__Stated goal__: Check every line below for the word "frac" and copy the ones that have it.

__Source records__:
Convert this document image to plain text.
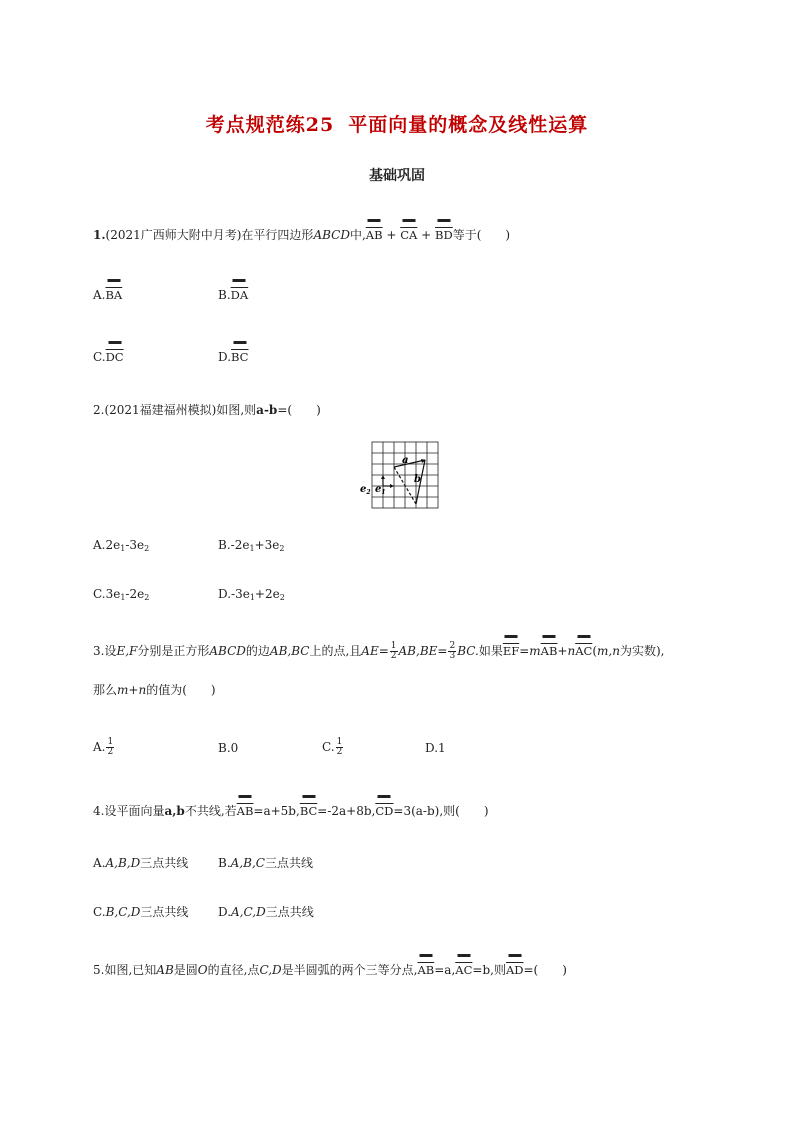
考点规范练25 平面向量的概念及线性运算
基础巩固
1.(2021广西师大附中月考)在平行四边形ABCD中$,\overline{AB} + \overline{CA} + \overline{BD}$等于(　　)
$A.\overline{BA}$	$B.\overline{DA}$
$C.\overline{DC}$	$D.\overline{BC}$
2.(2021福建福州模拟)如图,则a-b=(　　)
a
b
$e_2$ $e_1$
$A.2e_1-3e_2$	$B.-2e_1+3e_2$
$C.3e_1-2e_2$	$D.-3e_1+2e_2$
3.设E,F分别是正方形ABCD的边AB,BC上的点,且$AE= \frac{1}{2} AB,BE= \frac{2}{3}$ BC.如果$\overline{EF}=m\overline{AB}+n\overline{AC}(m,n$为实数),
那么m+n的值为(　　)
A. $\frac{1}{2}$	B.0	C. $\frac{1}{2}$	D.1
4.设平面向量a,b不共线,若$\overline{AB}=a+5b,\overline{BC}=-2a+8b,\overline{CD}=3(a-b)$,则(　　)
A.A,B,D三点共线 B.A,B,C三点共线
C.B,C,D三点共线 D.A,C,D三点共线
5.如图,已知AB是圆O的直径,点C,D是半圆弧的两个三等分点$,\overline{AB}=a,\overline{AC}=b$,则$\overline{AD}=$(　　)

__Solution to this problem__:
3.设E,F分别是正方形ABCD的边AB,BC上的点,且$AE= \frac{1}{2} AB,BE= \frac{2}{3}$ BC.如果$\overline{EF}=m\overline{AB}+n\overline{AC}(m,n$为实数),
A. $\frac{1}{2}$	B.0	C. $\frac{1}{2}$	D.1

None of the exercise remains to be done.